**TASK BRIEF**
Output every line of the material exactly, omitting images.

**DATA SUPPLIED**
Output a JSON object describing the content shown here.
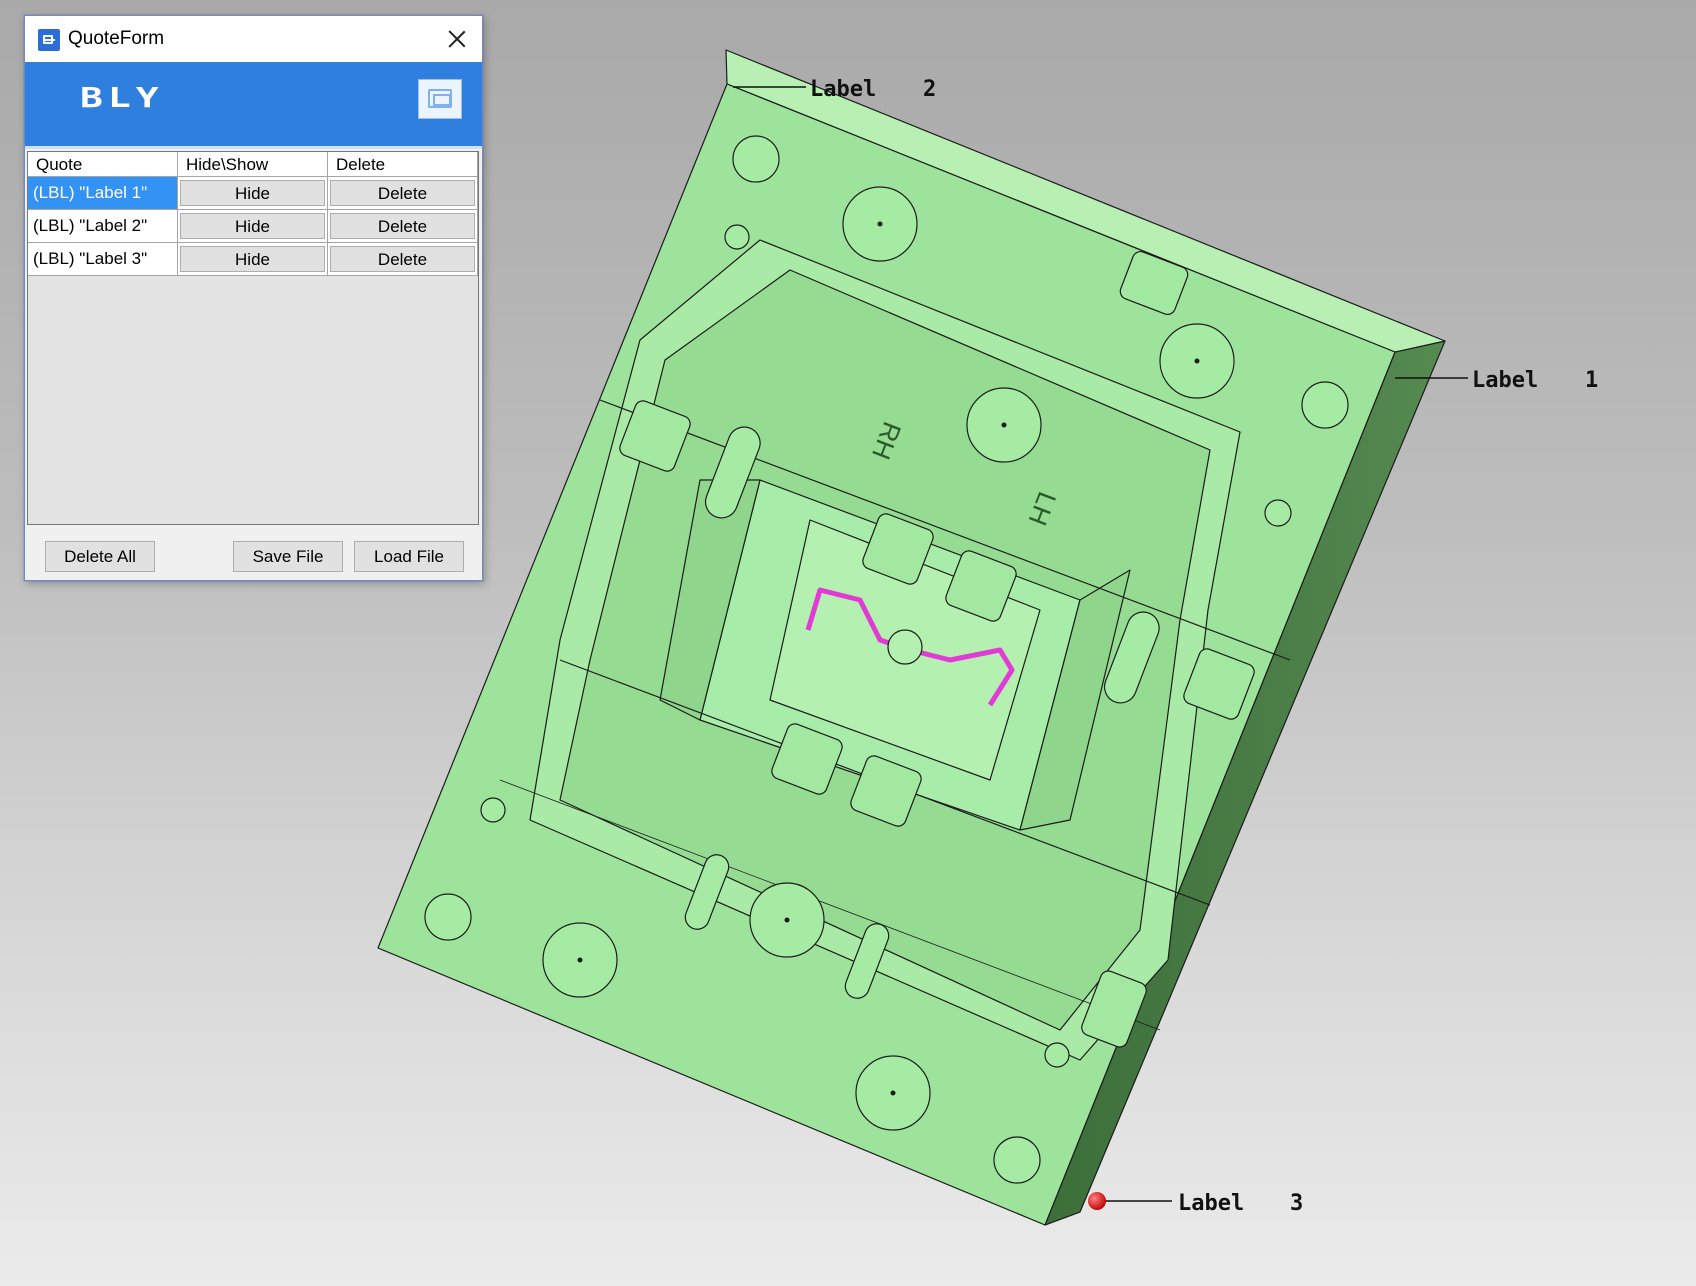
{
  "window": {
    "title": "QuoteForm",
    "brand": "BLY"
  },
  "grid": {
    "columns": [
      "Quote",
      "Hide\\Show",
      "Delete"
    ],
    "rows": [
      {
        "quote": "(LBL) \"Label 1\"",
        "hide": "Hide",
        "delete": "Delete",
        "selected": true
      },
      {
        "quote": "(LBL) \"Label 2\"",
        "hide": "Hide",
        "delete": "Delete",
        "selected": false
      },
      {
        "quote": "(LBL) \"Label 3\"",
        "hide": "Hide",
        "delete": "Delete",
        "selected": false
      }
    ]
  },
  "footer": {
    "delete_all": "Delete All",
    "save_file": "Save File",
    "load_file": "Load File"
  },
  "scene": {
    "labels": [
      {
        "name": "Label",
        "num": "2"
      },
      {
        "name": "Label",
        "num": "1"
      },
      {
        "name": "Label",
        "num": "3"
      }
    ],
    "part_engraving": [
      "RH",
      "LH"
    ],
    "colors": {
      "part": "#9ee39b",
      "accent_pipe": "#e23ad6",
      "marker": "#e01010",
      "selection": "#3393f5",
      "banner": "#2f7fde"
    }
  }
}
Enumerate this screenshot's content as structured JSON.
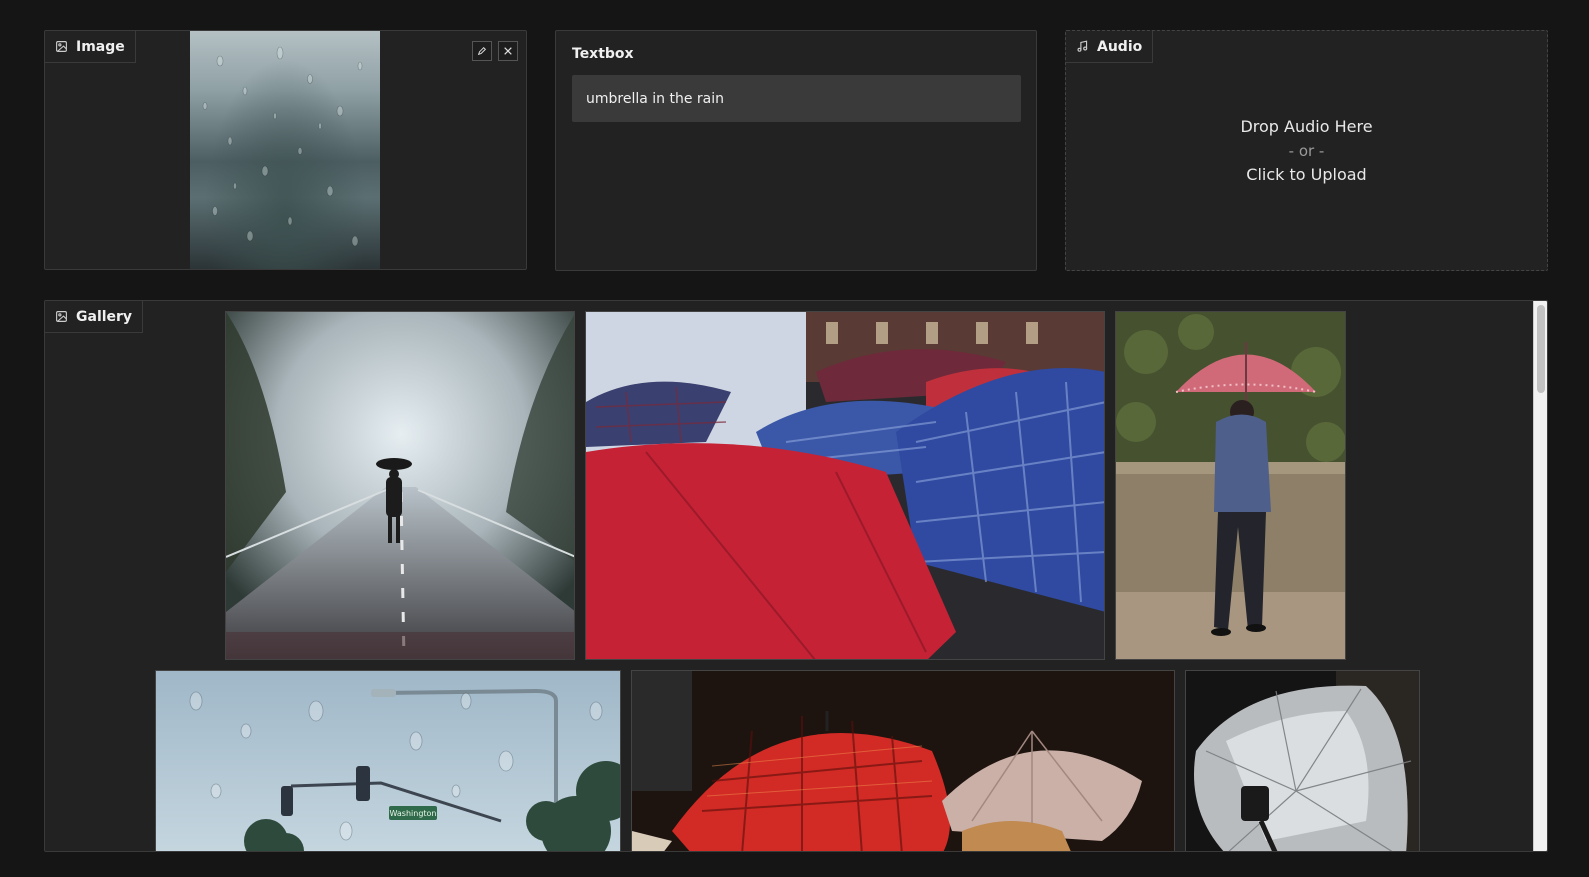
{
  "image_component": {
    "label": "Image",
    "edit_icon": "pencil-icon",
    "clear_icon": "close-icon"
  },
  "textbox": {
    "label": "Textbox",
    "value": "umbrella in the rain"
  },
  "audio": {
    "label": "Audio",
    "drop_text": "Drop Audio Here",
    "or_text": "- or -",
    "click_text": "Click to Upload"
  },
  "gallery": {
    "label": "Gallery",
    "road_sign_text": "Washington"
  },
  "colors": {
    "background": "#151515",
    "panel": "#222222",
    "border": "#3a3a3a",
    "input": "#3a3a3a"
  }
}
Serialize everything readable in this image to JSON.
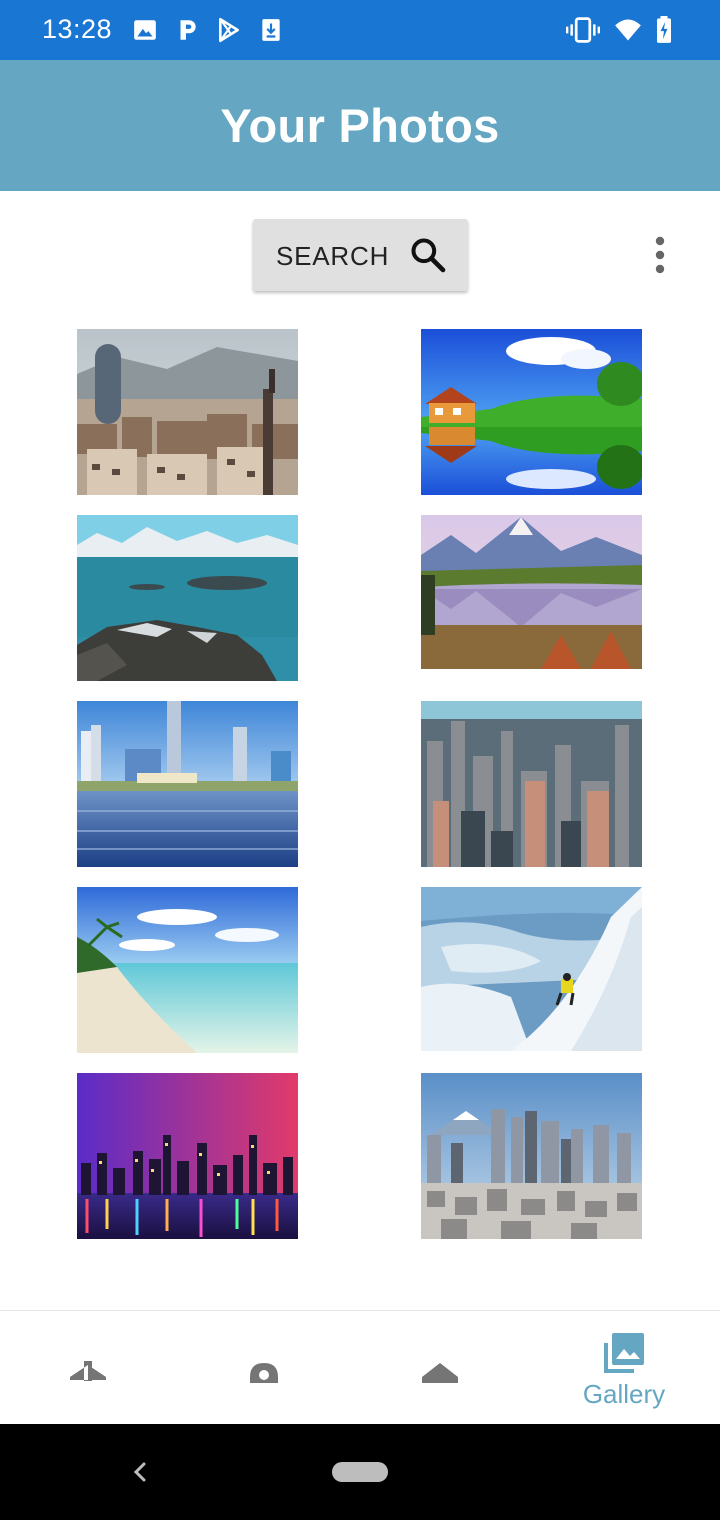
{
  "status_bar": {
    "time": "13:28",
    "left_icons": [
      "image-icon",
      "parking-icon",
      "play-store-icon",
      "download-icon"
    ],
    "right_icons": [
      "vibrate-icon",
      "wifi-icon",
      "battery-charging-icon"
    ]
  },
  "app_bar": {
    "title": "Your Photos"
  },
  "toolbar": {
    "search_label": "SEARCH"
  },
  "photos": [
    {
      "name": "barcelona-city"
    },
    {
      "name": "house-lake-reflection"
    },
    {
      "name": "arctic-fjord-rocks"
    },
    {
      "name": "mountain-lake-reflection"
    },
    {
      "name": "city-skyline-lake"
    },
    {
      "name": "chicago-aerial"
    },
    {
      "name": "tropical-beach"
    },
    {
      "name": "skier-mountain-fjord"
    },
    {
      "name": "night-city-skyline"
    },
    {
      "name": "tokyo-fuji-skyline"
    }
  ],
  "bottom_nav": {
    "items": [
      {
        "icon": "airplane-icon",
        "label": ""
      },
      {
        "icon": "place-icon",
        "label": ""
      },
      {
        "icon": "layers-icon",
        "label": ""
      },
      {
        "icon": "gallery-icon",
        "label": "Gallery"
      }
    ],
    "active_index": 3,
    "active_color": "#65a7c2",
    "inactive_color": "#757575"
  },
  "colors": {
    "status_bar": "#1976d2",
    "app_bar": "#65a7c2"
  }
}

**RESPONSE TO THIS EXERCISE**
Output a JSON object describing the content shown here.
{
  "window": {
    "title": "QuoteForm",
    "brand": "BLY"
  },
  "grid": {
    "columns": [
      "Quote",
      "Hide\\Show",
      "Delete"
    ],
    "rows": [
      {
        "quote": "(LBL) \"Label 1\"",
        "hide": "Hide",
        "delete": "Delete",
        "selected": true
      },
      {
        "quote": "(LBL) \"Label 2\"",
        "hide": "Hide",
        "delete": "Delete",
        "selected": false
      },
      {
        "quote": "(LBL) \"Label 3\"",
        "hide": "Hide",
        "delete": "Delete",
        "selected": false
      }
    ]
  },
  "footer": {
    "delete_all": "Delete All",
    "save_file": "Save File",
    "load_file": "Load File"
  },
  "scene": {
    "labels": [
      {
        "name": "Label",
        "num": "2"
      },
      {
        "name": "Label",
        "num": "1"
      },
      {
        "name": "Label",
        "num": "3"
      }
    ],
    "part_engraving": [
      "RH",
      "LH"
    ],
    "colors": {
      "part": "#9ee39b",
      "accent_pipe": "#e23ad6",
      "marker": "#e01010",
      "selection": "#3393f5",
      "banner": "#2f7fde"
    }
  }
}
Enumerate this screenshot's content as structured JSON.
{
  "image_component": {
    "label": "Image",
    "edit_icon": "pencil-icon",
    "clear_icon": "close-icon"
  },
  "textbox": {
    "label": "Textbox",
    "value": "umbrella in the rain"
  },
  "audio": {
    "label": "Audio",
    "drop_text": "Drop Audio Here",
    "or_text": "- or -",
    "click_text": "Click to Upload"
  },
  "gallery": {
    "label": "Gallery",
    "road_sign_text": "Washington"
  },
  "colors": {
    "background": "#151515",
    "panel": "#222222",
    "border": "#3a3a3a",
    "input": "#3a3a3a"
  }
}
Serialize everything readable in this image to JSON.
{
  "status_bar": {
    "time": "13:28",
    "left_icons": [
      "image-icon",
      "parking-icon",
      "play-store-icon",
      "download-icon"
    ],
    "right_icons": [
      "vibrate-icon",
      "wifi-icon",
      "battery-charging-icon"
    ]
  },
  "app_bar": {
    "title": "Your Photos"
  },
  "toolbar": {
    "search_label": "SEARCH"
  },
  "photos": [
    {
      "name": "barcelona-city"
    },
    {
      "name": "house-lake-reflection"
    },
    {
      "name": "arctic-fjord-rocks"
    },
    {
      "name": "mountain-lake-reflection"
    },
    {
      "name": "city-skyline-lake"
    },
    {
      "name": "chicago-aerial"
    },
    {
      "name": "tropical-beach"
    },
    {
      "name": "skier-mountain-fjord"
    },
    {
      "name": "night-city-skyline"
    },
    {
      "name": "tokyo-fuji-skyline"
    }
  ],
  "bottom_nav": {
    "items": [
      {
        "icon": "airplane-icon",
        "label": ""
      },
      {
        "icon": "place-icon",
        "label": ""
      },
      {
        "icon": "layers-icon",
        "label": ""
      },
      {
        "icon": "gallery-icon",
        "label": "Gallery"
      }
    ],
    "active_index": 3,
    "active_color": "#65a7c2",
    "inactive_color": "#757575"
  },
  "colors": {
    "status_bar": "#1976d2",
    "app_bar": "#65a7c2"
  }
}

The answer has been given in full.